TASK DESCRIPTION: Lines that hold the word "установленным" should be located and copied.

SUPPLIED INFORMATION:
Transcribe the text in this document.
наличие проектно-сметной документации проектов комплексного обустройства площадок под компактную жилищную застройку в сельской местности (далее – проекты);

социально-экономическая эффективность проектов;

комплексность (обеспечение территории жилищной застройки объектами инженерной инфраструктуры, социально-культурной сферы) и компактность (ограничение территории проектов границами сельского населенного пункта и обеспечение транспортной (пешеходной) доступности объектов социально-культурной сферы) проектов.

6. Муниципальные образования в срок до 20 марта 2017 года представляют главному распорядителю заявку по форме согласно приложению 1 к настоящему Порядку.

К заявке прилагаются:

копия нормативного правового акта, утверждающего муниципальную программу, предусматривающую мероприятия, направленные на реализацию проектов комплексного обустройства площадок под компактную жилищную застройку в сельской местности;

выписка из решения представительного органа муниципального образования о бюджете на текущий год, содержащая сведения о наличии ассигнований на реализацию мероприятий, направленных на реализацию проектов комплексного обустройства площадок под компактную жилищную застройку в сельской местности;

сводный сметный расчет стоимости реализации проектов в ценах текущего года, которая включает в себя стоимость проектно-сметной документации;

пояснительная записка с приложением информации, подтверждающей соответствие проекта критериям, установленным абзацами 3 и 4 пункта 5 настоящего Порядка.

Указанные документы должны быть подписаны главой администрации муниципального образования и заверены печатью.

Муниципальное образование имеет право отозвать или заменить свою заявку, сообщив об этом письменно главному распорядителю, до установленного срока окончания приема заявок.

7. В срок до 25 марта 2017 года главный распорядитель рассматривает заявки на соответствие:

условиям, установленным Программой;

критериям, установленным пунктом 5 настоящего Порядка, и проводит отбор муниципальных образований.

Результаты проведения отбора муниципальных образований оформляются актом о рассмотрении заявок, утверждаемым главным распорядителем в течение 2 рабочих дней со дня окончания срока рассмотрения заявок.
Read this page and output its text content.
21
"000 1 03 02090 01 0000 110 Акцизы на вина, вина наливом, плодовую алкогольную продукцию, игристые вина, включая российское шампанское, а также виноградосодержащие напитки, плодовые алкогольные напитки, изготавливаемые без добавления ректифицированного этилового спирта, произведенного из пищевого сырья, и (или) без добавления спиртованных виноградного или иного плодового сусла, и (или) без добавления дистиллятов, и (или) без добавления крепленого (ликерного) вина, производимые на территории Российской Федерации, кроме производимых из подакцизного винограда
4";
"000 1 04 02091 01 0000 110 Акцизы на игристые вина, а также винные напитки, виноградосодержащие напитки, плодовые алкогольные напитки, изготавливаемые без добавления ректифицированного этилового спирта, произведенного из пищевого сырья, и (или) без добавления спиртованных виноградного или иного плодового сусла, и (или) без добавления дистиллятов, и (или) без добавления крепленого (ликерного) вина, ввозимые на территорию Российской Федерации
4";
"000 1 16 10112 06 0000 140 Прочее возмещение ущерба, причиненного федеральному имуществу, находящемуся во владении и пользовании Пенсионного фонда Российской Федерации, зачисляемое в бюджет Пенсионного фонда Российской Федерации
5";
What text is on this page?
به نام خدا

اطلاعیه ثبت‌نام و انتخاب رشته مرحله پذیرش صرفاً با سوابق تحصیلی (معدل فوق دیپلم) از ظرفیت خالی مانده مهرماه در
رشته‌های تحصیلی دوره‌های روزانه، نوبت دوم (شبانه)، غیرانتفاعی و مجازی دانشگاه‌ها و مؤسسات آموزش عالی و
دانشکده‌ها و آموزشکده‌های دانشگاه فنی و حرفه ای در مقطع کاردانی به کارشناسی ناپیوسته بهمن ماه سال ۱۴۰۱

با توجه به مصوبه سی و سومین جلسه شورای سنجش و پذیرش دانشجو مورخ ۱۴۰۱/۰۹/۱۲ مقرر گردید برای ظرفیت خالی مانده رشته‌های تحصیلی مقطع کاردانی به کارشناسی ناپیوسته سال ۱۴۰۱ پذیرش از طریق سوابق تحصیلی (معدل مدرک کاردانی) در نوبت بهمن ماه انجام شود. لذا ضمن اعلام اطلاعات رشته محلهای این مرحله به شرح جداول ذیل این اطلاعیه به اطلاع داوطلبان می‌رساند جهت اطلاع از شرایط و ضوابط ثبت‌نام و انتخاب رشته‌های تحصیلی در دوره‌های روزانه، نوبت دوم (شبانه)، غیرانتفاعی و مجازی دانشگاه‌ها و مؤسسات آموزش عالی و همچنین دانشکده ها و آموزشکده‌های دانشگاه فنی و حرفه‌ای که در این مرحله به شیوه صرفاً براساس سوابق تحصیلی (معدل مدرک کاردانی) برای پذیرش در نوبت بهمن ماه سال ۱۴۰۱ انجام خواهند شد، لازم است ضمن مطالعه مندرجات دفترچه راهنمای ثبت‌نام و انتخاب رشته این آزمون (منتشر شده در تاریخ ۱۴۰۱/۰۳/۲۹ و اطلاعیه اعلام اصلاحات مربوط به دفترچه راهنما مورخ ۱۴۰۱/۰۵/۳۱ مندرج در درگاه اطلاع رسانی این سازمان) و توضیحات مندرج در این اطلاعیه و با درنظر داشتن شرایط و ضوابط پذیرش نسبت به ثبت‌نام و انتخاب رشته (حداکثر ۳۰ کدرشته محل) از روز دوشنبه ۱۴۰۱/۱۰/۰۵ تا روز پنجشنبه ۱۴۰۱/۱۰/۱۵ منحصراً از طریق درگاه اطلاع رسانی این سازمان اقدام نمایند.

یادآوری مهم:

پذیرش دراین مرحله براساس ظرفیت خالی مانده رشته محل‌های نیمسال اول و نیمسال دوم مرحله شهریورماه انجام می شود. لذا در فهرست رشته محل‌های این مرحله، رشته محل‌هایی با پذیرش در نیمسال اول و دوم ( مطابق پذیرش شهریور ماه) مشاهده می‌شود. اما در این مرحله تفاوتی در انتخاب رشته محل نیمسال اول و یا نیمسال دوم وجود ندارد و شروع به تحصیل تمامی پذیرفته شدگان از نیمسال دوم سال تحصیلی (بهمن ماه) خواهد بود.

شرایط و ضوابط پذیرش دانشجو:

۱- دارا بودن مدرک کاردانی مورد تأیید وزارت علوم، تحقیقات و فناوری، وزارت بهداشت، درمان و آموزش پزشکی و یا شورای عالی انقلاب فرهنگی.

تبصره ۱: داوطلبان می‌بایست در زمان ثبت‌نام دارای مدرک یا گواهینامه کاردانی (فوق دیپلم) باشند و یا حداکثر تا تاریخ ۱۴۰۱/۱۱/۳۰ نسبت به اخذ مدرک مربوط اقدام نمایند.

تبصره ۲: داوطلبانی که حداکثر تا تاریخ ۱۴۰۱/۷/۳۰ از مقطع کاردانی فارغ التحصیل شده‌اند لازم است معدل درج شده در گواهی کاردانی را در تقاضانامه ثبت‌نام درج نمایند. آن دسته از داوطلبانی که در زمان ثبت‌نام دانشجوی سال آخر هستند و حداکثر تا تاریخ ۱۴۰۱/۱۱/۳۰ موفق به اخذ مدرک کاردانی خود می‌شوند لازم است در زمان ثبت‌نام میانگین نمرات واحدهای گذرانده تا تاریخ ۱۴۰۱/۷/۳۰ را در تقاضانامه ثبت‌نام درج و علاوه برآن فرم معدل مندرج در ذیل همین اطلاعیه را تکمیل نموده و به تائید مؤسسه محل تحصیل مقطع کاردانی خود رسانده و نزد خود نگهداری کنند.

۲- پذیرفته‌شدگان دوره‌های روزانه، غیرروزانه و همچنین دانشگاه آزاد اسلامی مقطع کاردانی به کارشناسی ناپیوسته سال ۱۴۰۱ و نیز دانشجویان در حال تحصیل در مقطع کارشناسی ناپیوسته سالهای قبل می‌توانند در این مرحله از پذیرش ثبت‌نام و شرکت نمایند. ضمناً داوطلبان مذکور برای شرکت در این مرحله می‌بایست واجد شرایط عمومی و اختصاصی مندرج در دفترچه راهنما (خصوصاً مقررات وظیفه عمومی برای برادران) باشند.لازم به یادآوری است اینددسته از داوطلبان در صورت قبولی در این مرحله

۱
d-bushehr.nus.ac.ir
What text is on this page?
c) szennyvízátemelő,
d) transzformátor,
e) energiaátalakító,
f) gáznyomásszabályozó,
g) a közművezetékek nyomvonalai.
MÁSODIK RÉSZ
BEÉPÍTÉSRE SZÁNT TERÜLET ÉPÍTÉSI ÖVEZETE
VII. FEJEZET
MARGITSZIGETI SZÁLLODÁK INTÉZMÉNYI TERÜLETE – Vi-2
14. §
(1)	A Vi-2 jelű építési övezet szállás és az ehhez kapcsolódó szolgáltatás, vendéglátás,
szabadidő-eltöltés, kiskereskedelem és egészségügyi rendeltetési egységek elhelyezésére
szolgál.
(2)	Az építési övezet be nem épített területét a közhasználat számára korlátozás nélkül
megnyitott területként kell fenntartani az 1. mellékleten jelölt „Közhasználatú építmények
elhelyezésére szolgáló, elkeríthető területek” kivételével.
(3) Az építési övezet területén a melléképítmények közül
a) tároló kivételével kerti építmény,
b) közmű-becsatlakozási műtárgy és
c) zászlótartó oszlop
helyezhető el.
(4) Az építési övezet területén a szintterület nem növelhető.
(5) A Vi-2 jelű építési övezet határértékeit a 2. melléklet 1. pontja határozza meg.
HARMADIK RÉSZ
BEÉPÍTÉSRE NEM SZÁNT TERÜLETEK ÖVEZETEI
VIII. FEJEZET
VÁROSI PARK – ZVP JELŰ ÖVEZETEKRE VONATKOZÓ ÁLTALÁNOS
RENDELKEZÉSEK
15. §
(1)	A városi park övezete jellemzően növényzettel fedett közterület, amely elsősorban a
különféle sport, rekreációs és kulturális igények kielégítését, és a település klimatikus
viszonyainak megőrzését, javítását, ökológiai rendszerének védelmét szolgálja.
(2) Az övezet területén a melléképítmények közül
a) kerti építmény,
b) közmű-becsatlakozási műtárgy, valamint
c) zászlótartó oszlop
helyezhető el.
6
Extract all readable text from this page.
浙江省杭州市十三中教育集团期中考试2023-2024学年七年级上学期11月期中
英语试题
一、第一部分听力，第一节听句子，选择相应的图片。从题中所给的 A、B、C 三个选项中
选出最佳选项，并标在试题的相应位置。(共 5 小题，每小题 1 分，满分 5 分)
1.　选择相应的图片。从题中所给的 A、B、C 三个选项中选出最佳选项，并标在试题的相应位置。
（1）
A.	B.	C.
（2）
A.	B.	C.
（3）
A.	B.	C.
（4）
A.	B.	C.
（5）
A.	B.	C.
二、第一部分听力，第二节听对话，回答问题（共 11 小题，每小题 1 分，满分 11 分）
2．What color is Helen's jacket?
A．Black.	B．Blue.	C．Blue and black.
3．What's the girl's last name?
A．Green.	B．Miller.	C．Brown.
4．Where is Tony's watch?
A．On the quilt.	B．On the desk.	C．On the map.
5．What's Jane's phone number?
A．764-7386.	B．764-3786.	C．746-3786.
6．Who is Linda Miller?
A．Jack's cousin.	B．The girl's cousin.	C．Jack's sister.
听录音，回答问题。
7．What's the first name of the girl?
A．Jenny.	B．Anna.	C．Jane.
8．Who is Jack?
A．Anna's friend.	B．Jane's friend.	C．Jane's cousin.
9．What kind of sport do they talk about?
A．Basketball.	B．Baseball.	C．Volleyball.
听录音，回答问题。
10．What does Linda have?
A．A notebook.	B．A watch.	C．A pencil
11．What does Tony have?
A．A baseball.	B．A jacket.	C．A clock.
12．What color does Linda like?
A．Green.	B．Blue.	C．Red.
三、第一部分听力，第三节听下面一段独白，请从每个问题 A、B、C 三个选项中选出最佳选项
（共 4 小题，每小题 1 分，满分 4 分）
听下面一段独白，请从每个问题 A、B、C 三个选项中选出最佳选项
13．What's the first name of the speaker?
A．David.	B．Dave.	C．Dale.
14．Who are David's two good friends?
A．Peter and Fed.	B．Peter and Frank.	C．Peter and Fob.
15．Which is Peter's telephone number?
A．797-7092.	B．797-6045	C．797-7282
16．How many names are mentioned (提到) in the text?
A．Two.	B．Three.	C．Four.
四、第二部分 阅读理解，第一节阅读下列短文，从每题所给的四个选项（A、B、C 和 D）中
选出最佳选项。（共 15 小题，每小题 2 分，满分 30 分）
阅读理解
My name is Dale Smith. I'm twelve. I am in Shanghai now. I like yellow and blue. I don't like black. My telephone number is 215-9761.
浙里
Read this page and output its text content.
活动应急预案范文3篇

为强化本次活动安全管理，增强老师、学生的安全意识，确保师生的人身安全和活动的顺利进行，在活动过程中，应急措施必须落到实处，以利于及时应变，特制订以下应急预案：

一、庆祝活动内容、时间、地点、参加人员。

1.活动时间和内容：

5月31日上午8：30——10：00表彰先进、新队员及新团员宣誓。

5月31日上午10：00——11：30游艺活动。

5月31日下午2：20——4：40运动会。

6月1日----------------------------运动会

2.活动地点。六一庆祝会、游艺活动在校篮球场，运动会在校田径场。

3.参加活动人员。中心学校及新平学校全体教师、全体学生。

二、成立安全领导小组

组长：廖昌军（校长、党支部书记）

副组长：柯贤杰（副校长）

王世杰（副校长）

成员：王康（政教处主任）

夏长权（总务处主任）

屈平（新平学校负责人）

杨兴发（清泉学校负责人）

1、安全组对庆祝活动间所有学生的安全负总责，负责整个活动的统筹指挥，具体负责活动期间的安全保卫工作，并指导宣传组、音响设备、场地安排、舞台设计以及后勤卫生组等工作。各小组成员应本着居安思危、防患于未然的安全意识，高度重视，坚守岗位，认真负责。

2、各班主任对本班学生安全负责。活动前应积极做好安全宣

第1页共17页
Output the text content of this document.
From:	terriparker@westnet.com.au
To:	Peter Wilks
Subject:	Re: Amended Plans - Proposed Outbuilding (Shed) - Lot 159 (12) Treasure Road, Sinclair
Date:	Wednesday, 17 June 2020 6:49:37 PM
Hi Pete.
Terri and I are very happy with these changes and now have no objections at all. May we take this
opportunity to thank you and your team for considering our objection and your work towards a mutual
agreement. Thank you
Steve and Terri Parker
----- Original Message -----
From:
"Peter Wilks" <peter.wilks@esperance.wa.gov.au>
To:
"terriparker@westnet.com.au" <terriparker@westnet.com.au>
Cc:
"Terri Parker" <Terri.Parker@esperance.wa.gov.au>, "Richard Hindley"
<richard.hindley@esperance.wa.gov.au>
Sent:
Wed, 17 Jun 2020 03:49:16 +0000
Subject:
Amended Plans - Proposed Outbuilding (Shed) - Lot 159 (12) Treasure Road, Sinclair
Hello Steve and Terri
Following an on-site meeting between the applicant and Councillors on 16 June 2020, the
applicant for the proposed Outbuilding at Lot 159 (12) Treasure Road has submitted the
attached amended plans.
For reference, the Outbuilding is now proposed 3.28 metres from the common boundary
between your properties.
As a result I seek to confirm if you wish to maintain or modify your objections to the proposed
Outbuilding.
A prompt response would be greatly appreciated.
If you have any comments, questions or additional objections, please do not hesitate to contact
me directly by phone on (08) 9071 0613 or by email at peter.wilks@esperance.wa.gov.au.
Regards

RESPONSE FOR THIS EXERCISE:
пояснительная записка с приложением информации, подтверждающей соответствие проекта критериям, установленным абзацами 3 и 4 пункта 5 настоящего Порядка.
условиям, установленным Программой;
критериям, установленным пунктом 5 настоящего Порядка, и проводит отбор муниципальных образований.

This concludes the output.